--- Problem requirements ---
Output the data that follows exactly, line for line.

Extracted data entries
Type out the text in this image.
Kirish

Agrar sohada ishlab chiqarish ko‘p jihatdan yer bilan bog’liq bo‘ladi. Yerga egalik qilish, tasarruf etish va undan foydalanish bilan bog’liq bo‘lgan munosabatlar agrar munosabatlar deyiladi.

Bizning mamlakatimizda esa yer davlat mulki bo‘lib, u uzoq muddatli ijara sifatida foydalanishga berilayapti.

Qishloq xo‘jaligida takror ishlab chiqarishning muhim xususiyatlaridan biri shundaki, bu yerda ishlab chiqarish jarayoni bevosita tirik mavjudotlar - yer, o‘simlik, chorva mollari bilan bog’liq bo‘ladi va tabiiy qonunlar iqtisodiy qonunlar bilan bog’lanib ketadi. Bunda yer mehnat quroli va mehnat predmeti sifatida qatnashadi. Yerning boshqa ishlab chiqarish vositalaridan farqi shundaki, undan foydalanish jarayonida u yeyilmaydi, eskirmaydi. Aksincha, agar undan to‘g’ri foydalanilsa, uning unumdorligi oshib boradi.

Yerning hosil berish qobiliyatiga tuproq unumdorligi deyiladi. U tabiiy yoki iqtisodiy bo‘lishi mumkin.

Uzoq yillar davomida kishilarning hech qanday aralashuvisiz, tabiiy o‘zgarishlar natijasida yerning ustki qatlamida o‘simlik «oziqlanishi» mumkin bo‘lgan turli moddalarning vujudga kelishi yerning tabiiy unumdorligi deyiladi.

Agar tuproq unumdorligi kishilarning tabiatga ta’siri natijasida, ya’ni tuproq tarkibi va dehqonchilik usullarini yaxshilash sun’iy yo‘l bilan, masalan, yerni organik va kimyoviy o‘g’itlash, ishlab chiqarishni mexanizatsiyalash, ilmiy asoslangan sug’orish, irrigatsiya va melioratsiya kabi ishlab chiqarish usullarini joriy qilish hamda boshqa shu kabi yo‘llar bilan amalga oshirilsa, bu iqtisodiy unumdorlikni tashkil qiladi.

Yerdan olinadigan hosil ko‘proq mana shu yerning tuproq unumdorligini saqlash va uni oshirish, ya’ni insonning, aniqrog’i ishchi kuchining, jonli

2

--- The response ---
Type out the text in this image.
Kirish

Agrar sohada ishlab chiqarish ko‘p jihatdan yer bilan bog’liq bo‘ladi. Yerga egalik qilish, tasarruf etish va undan foydalanish bilan bog’liq bo‘lgan munosabatlar agrar munosabatlar deyiladi.

Bizning mamlakatimizda esa yer davlat mulki bo‘lib, u uzoq muddatli ijara sifatida foydalanishga berilayapti.

Qishloq xo‘jaligida takror ishlab chiqarishning muhim xususiyatlaridan biri shundaki, bu yerda ishlab chiqarish jarayoni bevosita tirik mavjudotlar - yer, o‘simlik, chorva mollari bilan bog’liq bo‘ladi va tabiiy qonunlar iqtisodiy qonunlar bilan bog’lanib ketadi. Bunda yer mehnat quroli va mehnat predmeti sifatida qatnashadi. Yerning boshqa ishlab chiqarish vositalaridan farqi shundaki, undan foydalanish jarayonida u yeyilmaydi, eskirmaydi. Aksincha, agar undan to‘g’ri foydalanilsa, uning unumdorligi oshib boradi.

Yerning hosil berish qobiliyatiga tuproq unumdorligi deyiladi. U tabiiy yoki iqtisodiy bo‘lishi mumkin.

Uzoq yillar davomida kishilarning hech qanday aralashuvisiz, tabiiy o‘zgarishlar natijasida yerning ustki qatlamida o‘simlik «oziqlanishi» mumkin bo‘lgan turli moddalarning vujudga kelishi yerning tabiiy unumdorligi deyiladi.

Agar tuproq unumdorligi kishilarning tabiatga ta’siri natijasida, ya’ni tuproq tarkibi va dehqonchilik usullarini yaxshilash sun’iy yo‘l bilan, masalan, yerni organik va kimyoviy o‘g’itlash, ishlab chiqarishni mexanizatsiyalash, ilmiy asoslangan sug’orish, irrigatsiya va melioratsiya kabi ishlab chiqarish usullarini joriy qilish hamda boshqa shu kabi yo‘llar bilan amalga oshirilsa, bu iqtisodiy unumdorlikni tashkil qiladi.

Yerdan olinadigan hosil ko‘proq mana shu yerning tuproq unumdorligini saqlash va uni oshirish, ya’ni insonning, aniqrog’i ishchi kuchining, jonli

2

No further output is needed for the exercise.